Data extracted from a collection
::::::

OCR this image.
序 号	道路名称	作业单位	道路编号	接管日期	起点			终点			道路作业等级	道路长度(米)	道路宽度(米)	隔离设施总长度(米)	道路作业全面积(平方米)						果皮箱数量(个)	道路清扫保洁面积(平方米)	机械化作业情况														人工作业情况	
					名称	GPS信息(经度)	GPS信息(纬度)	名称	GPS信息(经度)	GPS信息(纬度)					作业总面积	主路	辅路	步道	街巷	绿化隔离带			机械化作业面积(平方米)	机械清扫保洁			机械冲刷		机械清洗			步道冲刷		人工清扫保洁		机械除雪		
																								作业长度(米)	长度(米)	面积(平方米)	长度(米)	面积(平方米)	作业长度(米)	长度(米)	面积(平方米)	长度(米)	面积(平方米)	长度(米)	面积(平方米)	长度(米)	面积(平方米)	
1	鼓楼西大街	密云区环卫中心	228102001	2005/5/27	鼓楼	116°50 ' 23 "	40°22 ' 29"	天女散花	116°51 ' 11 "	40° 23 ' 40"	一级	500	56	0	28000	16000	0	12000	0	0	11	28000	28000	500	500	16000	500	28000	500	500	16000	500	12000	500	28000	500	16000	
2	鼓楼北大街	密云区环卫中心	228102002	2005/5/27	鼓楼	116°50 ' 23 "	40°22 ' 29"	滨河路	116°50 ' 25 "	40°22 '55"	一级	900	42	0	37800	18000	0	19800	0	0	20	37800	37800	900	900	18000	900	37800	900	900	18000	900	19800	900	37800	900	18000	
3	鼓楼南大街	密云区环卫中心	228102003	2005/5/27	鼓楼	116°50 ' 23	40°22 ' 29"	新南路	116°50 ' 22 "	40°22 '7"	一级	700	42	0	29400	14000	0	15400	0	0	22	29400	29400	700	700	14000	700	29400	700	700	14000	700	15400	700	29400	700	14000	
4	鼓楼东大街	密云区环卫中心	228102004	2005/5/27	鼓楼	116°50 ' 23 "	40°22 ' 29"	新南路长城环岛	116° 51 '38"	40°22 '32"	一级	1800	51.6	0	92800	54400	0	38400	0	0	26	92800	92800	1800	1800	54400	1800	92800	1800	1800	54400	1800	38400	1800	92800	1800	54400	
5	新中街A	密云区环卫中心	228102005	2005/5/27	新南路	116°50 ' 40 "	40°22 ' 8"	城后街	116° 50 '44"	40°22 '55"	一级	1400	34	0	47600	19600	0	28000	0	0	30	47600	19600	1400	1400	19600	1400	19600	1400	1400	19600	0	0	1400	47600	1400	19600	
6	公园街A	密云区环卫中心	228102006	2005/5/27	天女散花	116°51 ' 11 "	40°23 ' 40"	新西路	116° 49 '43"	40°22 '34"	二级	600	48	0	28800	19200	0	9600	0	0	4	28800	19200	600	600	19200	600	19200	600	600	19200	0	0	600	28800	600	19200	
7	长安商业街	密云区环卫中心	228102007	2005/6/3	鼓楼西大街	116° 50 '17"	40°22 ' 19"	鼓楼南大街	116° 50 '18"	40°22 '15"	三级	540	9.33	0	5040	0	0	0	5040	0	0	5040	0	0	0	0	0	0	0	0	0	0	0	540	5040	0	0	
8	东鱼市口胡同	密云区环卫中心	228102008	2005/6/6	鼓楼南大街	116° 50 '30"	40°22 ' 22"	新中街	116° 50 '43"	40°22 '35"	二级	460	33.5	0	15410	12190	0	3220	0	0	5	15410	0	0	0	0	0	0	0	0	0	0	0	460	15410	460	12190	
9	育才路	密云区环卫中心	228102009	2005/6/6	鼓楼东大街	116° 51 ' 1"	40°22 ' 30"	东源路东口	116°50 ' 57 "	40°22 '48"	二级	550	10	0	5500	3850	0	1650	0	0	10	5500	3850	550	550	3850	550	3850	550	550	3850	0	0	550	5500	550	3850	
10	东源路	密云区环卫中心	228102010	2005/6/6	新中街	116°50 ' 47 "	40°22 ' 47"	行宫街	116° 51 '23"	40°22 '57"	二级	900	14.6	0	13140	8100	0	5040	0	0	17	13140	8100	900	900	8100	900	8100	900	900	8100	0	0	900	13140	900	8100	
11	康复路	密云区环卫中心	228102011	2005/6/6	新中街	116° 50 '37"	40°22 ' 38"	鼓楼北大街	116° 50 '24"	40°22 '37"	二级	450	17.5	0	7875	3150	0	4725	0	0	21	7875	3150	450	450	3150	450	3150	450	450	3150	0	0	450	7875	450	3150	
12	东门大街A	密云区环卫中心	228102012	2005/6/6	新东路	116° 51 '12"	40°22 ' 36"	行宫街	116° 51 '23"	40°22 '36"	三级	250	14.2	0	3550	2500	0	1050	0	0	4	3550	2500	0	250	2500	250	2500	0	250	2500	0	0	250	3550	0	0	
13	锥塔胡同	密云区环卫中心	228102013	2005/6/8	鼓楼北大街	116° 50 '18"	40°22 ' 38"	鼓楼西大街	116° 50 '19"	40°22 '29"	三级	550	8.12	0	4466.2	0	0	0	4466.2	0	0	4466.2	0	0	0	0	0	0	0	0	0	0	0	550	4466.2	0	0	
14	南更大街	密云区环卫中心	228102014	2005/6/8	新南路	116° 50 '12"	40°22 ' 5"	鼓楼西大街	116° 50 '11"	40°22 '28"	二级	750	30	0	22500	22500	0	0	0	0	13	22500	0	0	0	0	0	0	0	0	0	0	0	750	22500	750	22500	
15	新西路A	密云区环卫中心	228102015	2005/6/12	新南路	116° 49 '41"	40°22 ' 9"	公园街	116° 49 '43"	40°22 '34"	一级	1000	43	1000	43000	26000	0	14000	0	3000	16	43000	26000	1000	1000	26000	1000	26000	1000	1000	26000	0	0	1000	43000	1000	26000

::::::

• Your instructions: All of the entries must be written out exactly as they stand.

• Answer in full:
OCR this image.
序 号	道路名称	作业单位	道路编号	接管日期	起点			终点			道路作业等级	道路长度(米)	道路宽度(米)	隔离设施总长度(米)	道路作业全面积(平方米)						果皮箱数量(个)	道路清扫保洁面积(平方米)	机械化作业情况														人工作业情况	
					名称	GPS信息(经度)	GPS信息(纬度)	名称	GPS信息(经度)	GPS信息(纬度)					作业总面积	主路	辅路	步道	街巷	绿化隔离带			机械化作业面积(平方米)	机械清扫保洁			机械冲刷		机械清洗			步道冲刷		人工清扫保洁		机械除雪		
																								作业长度(米)	长度(米)	面积(平方米)	长度(米)	面积(平方米)	作业长度(米)	长度(米)	面积(平方米)	长度(米)	面积(平方米)	长度(米)	面积(平方米)	长度(米)	面积(平方米)	
1	鼓楼西大街	密云区环卫中心	228102001	2005/5/27	鼓楼	116°50 ' 23 "	40°22 ' 29"	天女散花	116°51 ' 11 "	40° 23 ' 40"	一级	500	56	0	28000	16000	0	12000	0	0	11	28000	28000	500	500	16000	500	28000	500	500	16000	500	12000	500	28000	500	16000	
2	鼓楼北大街	密云区环卫中心	228102002	2005/5/27	鼓楼	116°50 ' 23 "	40°22 ' 29"	滨河路	116°50 ' 25 "	40°22 '55"	一级	900	42	0	37800	18000	0	19800	0	0	20	37800	37800	900	900	18000	900	37800	900	900	18000	900	19800	900	37800	900	18000	
3	鼓楼南大街	密云区环卫中心	228102003	2005/5/27	鼓楼	116°50 ' 23	40°22 ' 29"	新南路	116°50 ' 22 "	40°22 '7"	一级	700	42	0	29400	14000	0	15400	0	0	22	29400	29400	700	700	14000	700	29400	700	700	14000	700	15400	700	29400	700	14000	
4	鼓楼东大街	密云区环卫中心	228102004	2005/5/27	鼓楼	116°50 ' 23 "	40°22 ' 29"	新南路长城环岛	116° 51 '38"	40°22 '32"	一级	1800	51.6	0	92800	54400	0	38400	0	0	26	92800	92800	1800	1800	54400	1800	92800	1800	1800	54400	1800	38400	1800	92800	1800	54400	
5	新中街A	密云区环卫中心	228102005	2005/5/27	新南路	116°50 ' 40 "	40°22 ' 8"	城后街	116° 50 '44"	40°22 '55"	一级	1400	34	0	47600	19600	0	28000	0	0	30	47600	19600	1400	1400	19600	1400	19600	1400	1400	19600	0	0	1400	47600	1400	19600	
6	公园街A	密云区环卫中心	228102006	2005/5/27	天女散花	116°51 ' 11 "	40°23 ' 40"	新西路	116° 49 '43"	40°22 '34"	二级	600	48	0	28800	19200	0	9600	0	0	4	28800	19200	600	600	19200	600	19200	600	600	19200	0	0	600	28800	600	19200	
7	长安商业街	密云区环卫中心	228102007	2005/6/3	鼓楼西大街	116° 50 '17"	40°22 ' 19"	鼓楼南大街	116° 50 '18"	40°22 '15"	三级	540	9.33	0	5040	0	0	0	5040	0	0	5040	0	0	0	0	0	0	0	0	0	0	0	540	5040	0	0	
8	东鱼市口胡同	密云区环卫中心	228102008	2005/6/6	鼓楼南大街	116° 50 '30"	40°22 ' 22"	新中街	116° 50 '43"	40°22 '35"	二级	460	33.5	0	15410	12190	0	3220	0	0	5	15410	0	0	0	0	0	0	0	0	0	0	0	460	15410	460	12190	
9	育才路	密云区环卫中心	228102009	2005/6/6	鼓楼东大街	116° 51 ' 1"	40°22 ' 30"	东源路东口	116°50 ' 57 "	40°22 '48"	二级	550	10	0	5500	3850	0	1650	0	0	10	5500	3850	550	550	3850	550	3850	550	550	3850	0	0	550	5500	550	3850	
10	东源路	密云区环卫中心	228102010	2005/6/6	新中街	116°50 ' 47 "	40°22 ' 47"	行宫街	116° 51 '23"	40°22 '57"	二级	900	14.6	0	13140	8100	0	5040	0	0	17	13140	8100	900	900	8100	900	8100	900	900	8100	0	0	900	13140	900	8100	
11	康复路	密云区环卫中心	228102011	2005/6/6	新中街	116° 50 '37"	40°22 ' 38"	鼓楼北大街	116° 50 '24"	40°22 '37"	二级	450	17.5	0	7875	3150	0	4725	0	0	21	7875	3150	450	450	3150	450	3150	450	450	3150	0	0	450	7875	450	3150	
12	东门大街A	密云区环卫中心	228102012	2005/6/6	新东路	116° 51 '12"	40°22 ' 36"	行宫街	116° 51 '23"	40°22 '36"	三级	250	14.2	0	3550	2500	0	1050	0	0	4	3550	2500	0	250	2500	250	2500	0	250	2500	0	0	250	3550	0	0	
13	锥塔胡同	密云区环卫中心	228102013	2005/6/8	鼓楼北大街	116° 50 '18"	40°22 ' 38"	鼓楼西大街	116° 50 '19"	40°22 '29"	三级	550	8.12	0	4466.2	0	0	0	4466.2	0	0	4466.2	0	0	0	0	0	0	0	0	0	0	0	550	4466.2	0	0	
14	南更大街	密云区环卫中心	228102014	2005/6/8	新南路	116° 50 '12"	40°22 ' 5"	鼓楼西大街	116° 50 '11"	40°22 '28"	二级	750	30	0	22500	22500	0	0	0	0	13	22500	0	0	0	0	0	0	0	0	0	0	0	750	22500	750	22500	
15	新西路A	密云区环卫中心	228102015	2005/6/12	新南路	116° 49 '41"	40°22 ' 9"	公园街	116° 49 '43"	40°22 '34"	一级	1000	43	1000	43000	26000	0	14000	0	3000	16	43000	26000	1000	1000	26000	1000	26000	1000	1000	26000	0	0	1000	43000	1000	26000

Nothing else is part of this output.